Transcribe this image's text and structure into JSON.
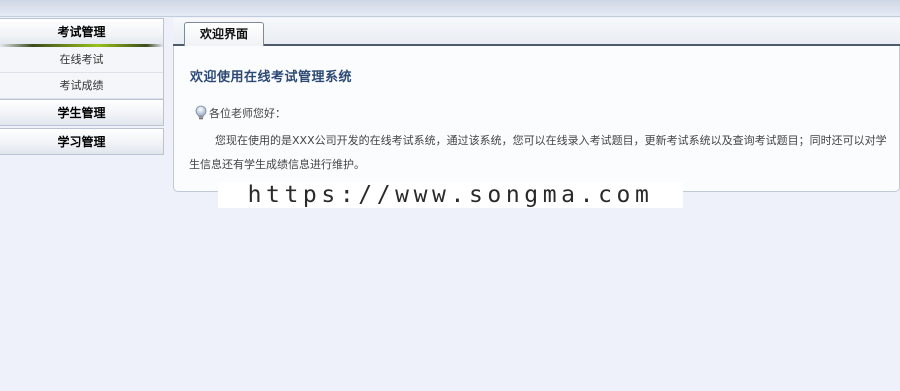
{
  "sidebar": {
    "groups": [
      {
        "label": "考试管理",
        "items": [
          "在线考试",
          "考试成绩"
        ]
      },
      {
        "label": "学生管理"
      },
      {
        "label": "学习管理"
      }
    ]
  },
  "main": {
    "tab_label": "欢迎界面",
    "title": "欢迎使用在线考试管理系统",
    "greeting": "各位老师您好：",
    "body": "您现在使用的是XXX公司开发的在线考试系统，通过该系统，您可以在线录入考试题目，更新考试系统以及查询考试题目；同时还可以对学生信息还有学生成绩信息进行维护。"
  },
  "watermark": "https://www.songma.com",
  "icons": {
    "greeting_icon": "lightbulb-icon"
  },
  "colors": {
    "title": "#2d4a75",
    "tab_border": "#4c5a6c",
    "background": "#eef1f9"
  }
}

━━━━

• _WHAT TO PRODUCE_
Are you able to set down all the lines above exactly, without any pictures?

• _TASK RESPONSE_
Transcribe this image's text and structure into JSON.
{
  "sidebar": {
    "groups": [
      {
        "label": "考试管理",
        "items": [
          "在线考试",
          "考试成绩"
        ]
      },
      {
        "label": "学生管理"
      },
      {
        "label": "学习管理"
      }
    ]
  },
  "main": {
    "tab_label": "欢迎界面",
    "title": "欢迎使用在线考试管理系统",
    "greeting": "各位老师您好：",
    "body": "您现在使用的是XXX公司开发的在线考试系统，通过该系统，您可以在线录入考试题目，更新考试系统以及查询考试题目；同时还可以对学生信息还有学生成绩信息进行维护。"
  },
  "watermark": "https://www.songma.com",
  "icons": {
    "greeting_icon": "lightbulb-icon"
  },
  "colors": {
    "title": "#2d4a75",
    "tab_border": "#4c5a6c",
    "background": "#eef1f9"
  }
}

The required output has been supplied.